Records for processing |

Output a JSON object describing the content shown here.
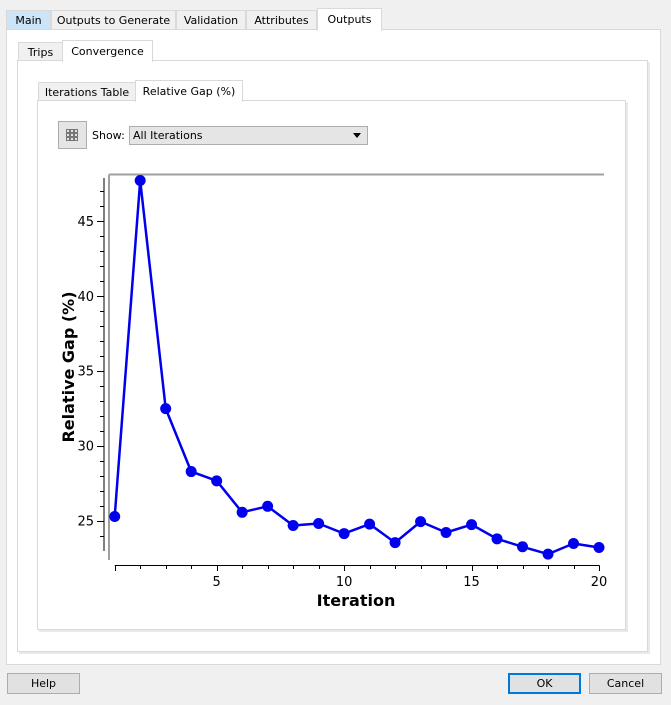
...
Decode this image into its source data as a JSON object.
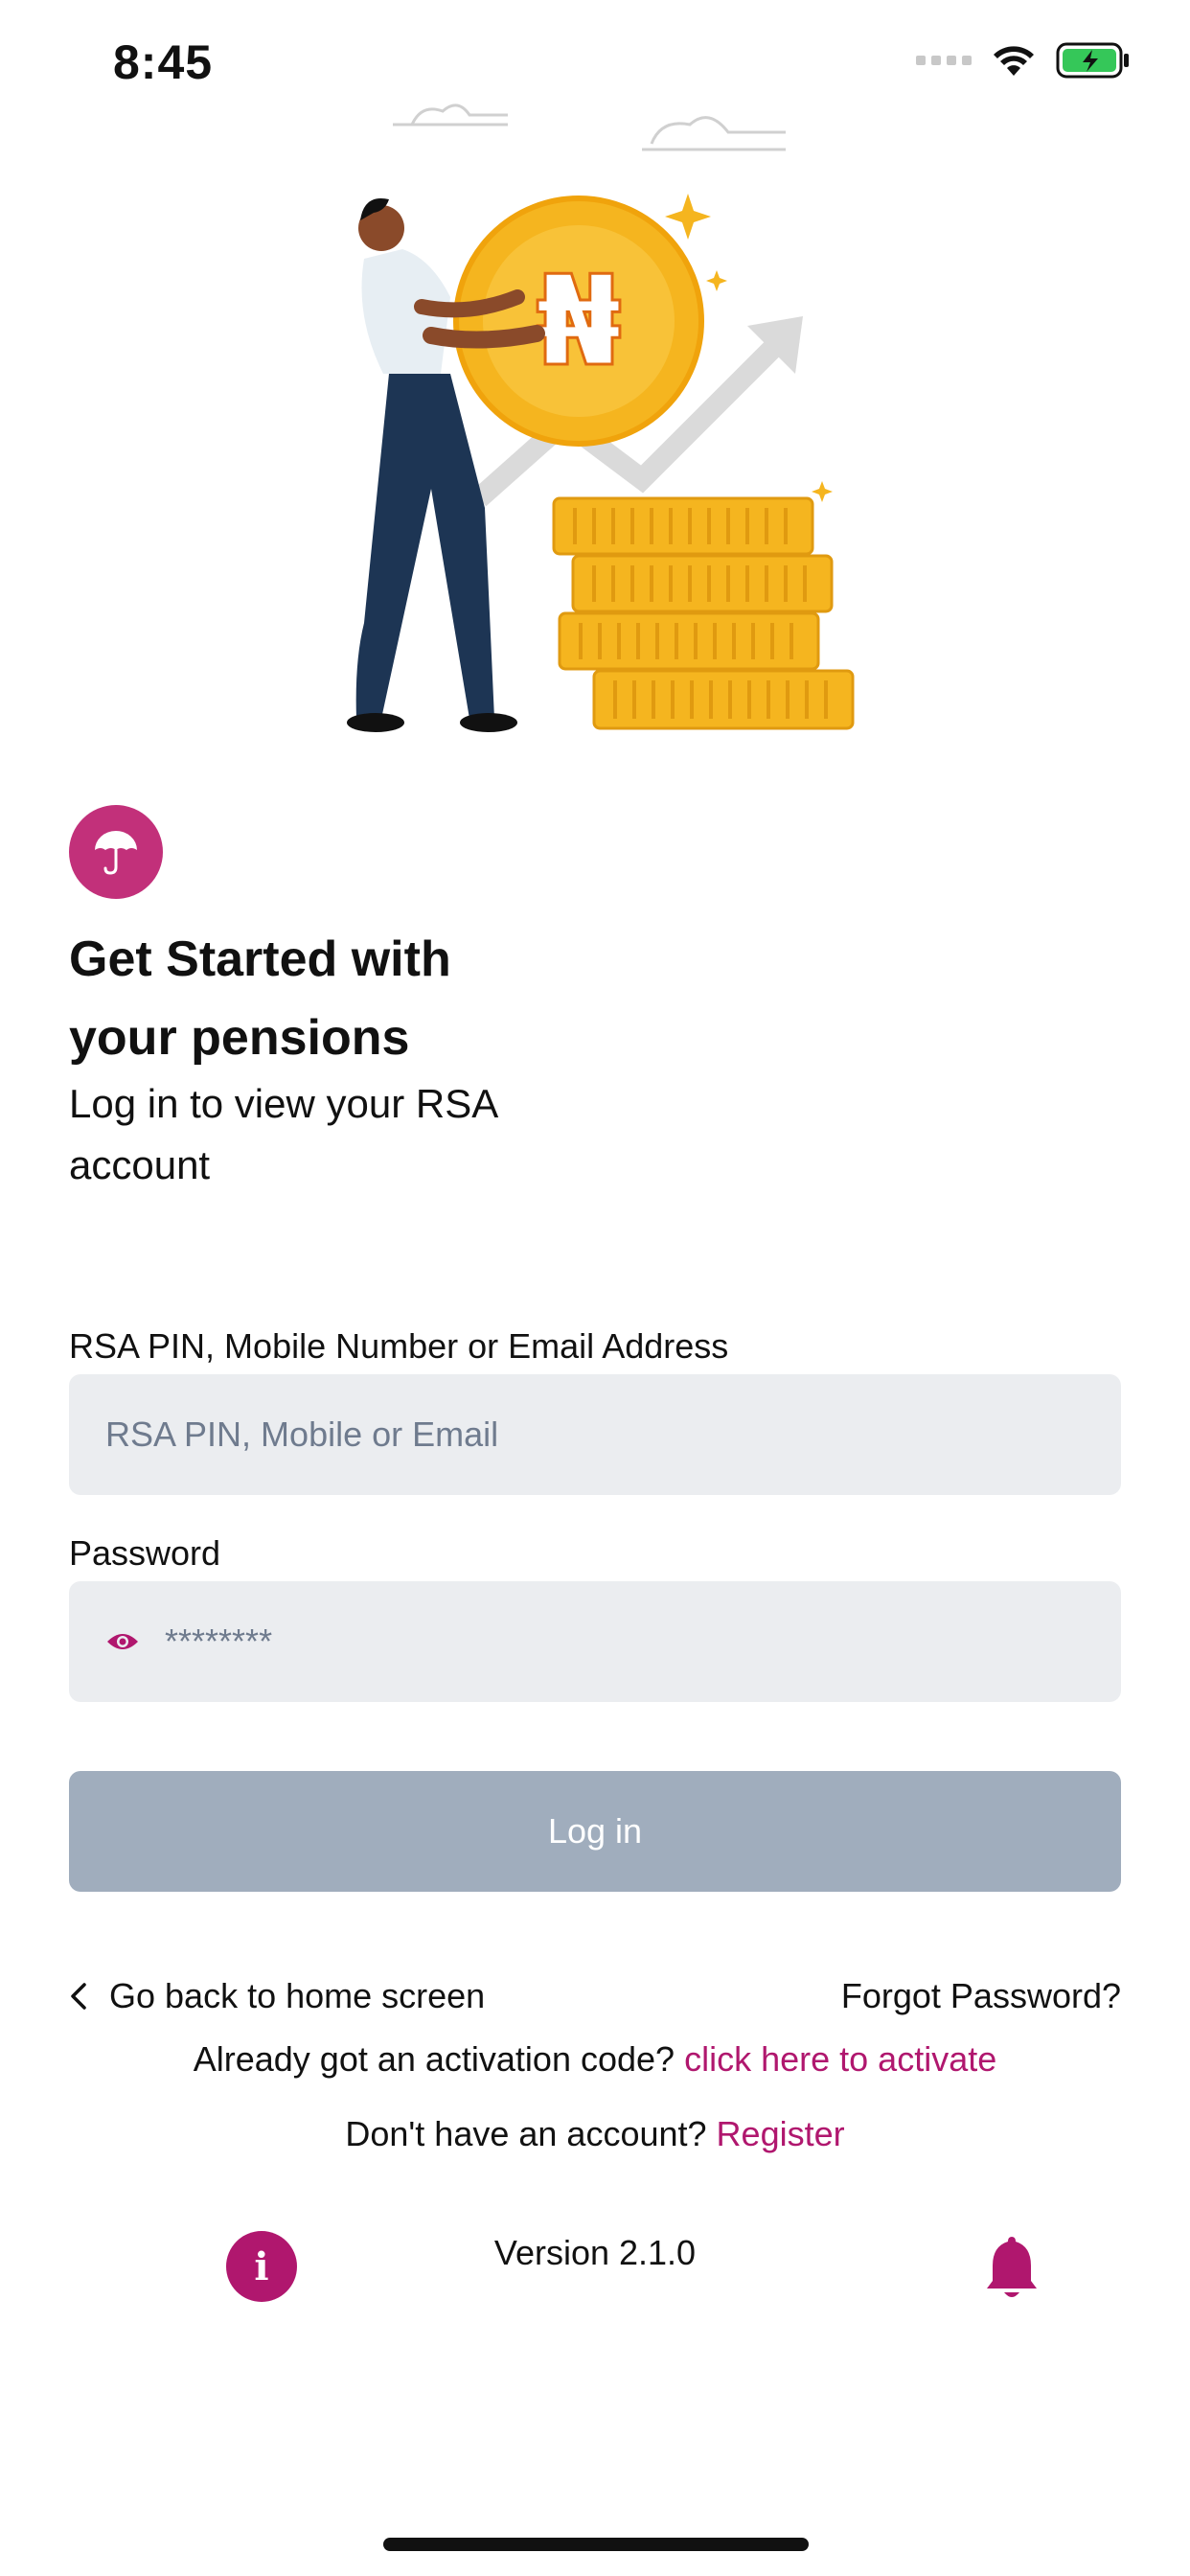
---
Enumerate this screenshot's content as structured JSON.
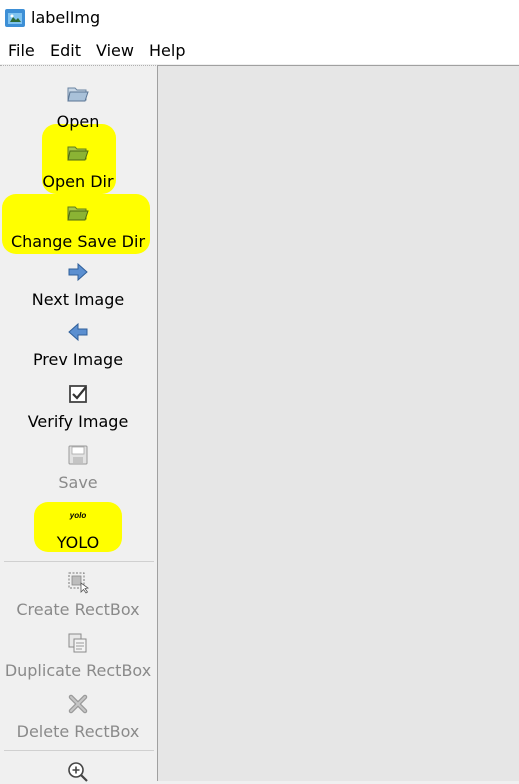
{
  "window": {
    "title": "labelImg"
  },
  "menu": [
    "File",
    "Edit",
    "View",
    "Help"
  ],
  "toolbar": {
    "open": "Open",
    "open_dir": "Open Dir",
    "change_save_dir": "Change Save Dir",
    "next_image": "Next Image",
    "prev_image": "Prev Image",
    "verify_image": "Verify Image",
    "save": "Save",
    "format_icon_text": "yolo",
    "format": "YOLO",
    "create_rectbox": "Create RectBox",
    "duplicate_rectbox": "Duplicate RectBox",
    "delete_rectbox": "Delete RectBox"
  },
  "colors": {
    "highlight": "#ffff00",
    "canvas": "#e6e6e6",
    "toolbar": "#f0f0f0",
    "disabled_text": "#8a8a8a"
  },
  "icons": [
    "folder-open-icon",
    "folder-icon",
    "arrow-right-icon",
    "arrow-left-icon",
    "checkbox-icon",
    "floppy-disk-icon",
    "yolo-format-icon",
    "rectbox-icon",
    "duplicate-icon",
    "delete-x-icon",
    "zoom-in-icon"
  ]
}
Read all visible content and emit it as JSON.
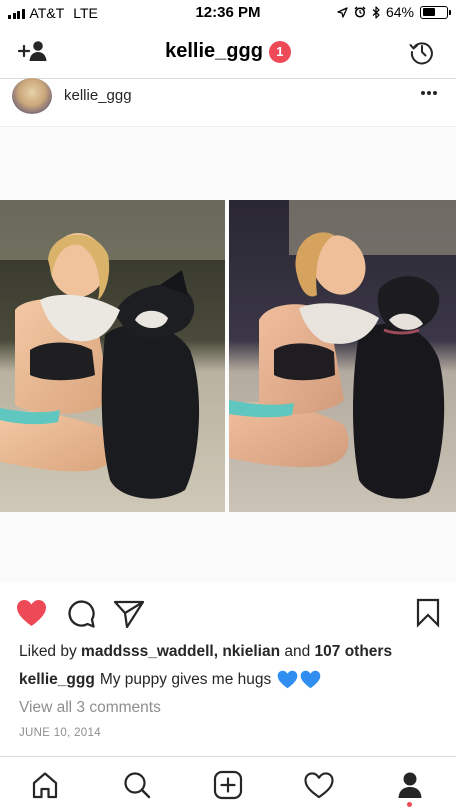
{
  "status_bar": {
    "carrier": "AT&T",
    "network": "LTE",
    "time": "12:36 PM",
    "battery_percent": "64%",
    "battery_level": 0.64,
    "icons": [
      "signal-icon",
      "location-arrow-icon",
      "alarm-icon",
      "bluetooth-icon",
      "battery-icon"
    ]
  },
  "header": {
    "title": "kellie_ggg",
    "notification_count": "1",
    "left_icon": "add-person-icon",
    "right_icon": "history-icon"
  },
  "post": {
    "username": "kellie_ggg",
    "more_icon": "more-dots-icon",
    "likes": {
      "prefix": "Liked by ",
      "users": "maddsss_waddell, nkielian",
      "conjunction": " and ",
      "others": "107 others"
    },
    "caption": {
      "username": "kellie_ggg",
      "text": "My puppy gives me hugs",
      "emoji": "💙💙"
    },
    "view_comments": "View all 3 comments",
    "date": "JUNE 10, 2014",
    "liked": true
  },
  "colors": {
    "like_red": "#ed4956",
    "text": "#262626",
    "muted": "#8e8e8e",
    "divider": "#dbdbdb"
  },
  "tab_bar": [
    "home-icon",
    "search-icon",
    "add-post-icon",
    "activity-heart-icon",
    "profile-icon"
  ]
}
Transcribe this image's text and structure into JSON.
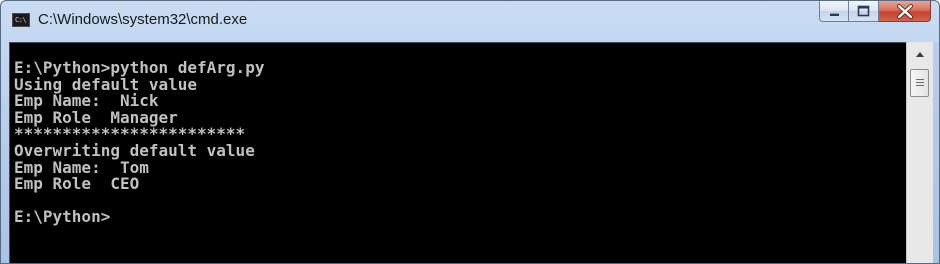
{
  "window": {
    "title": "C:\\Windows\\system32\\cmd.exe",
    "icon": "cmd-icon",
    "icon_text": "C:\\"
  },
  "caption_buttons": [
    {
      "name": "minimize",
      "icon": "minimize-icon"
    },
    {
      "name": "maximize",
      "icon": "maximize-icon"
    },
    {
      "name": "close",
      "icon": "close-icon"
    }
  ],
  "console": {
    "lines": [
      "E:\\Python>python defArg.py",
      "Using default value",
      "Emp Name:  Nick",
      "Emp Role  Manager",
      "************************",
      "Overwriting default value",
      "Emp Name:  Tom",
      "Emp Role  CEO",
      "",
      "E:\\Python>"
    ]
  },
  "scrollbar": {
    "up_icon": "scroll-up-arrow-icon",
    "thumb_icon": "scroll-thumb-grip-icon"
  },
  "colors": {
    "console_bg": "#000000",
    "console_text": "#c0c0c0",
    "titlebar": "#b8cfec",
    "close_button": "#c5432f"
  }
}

Job | Filter the listing for the word "object" and copy every line that holds it.

Correct response |
Output a JSON object describing the content shown here.
Decode this image into its source data as a JSON object.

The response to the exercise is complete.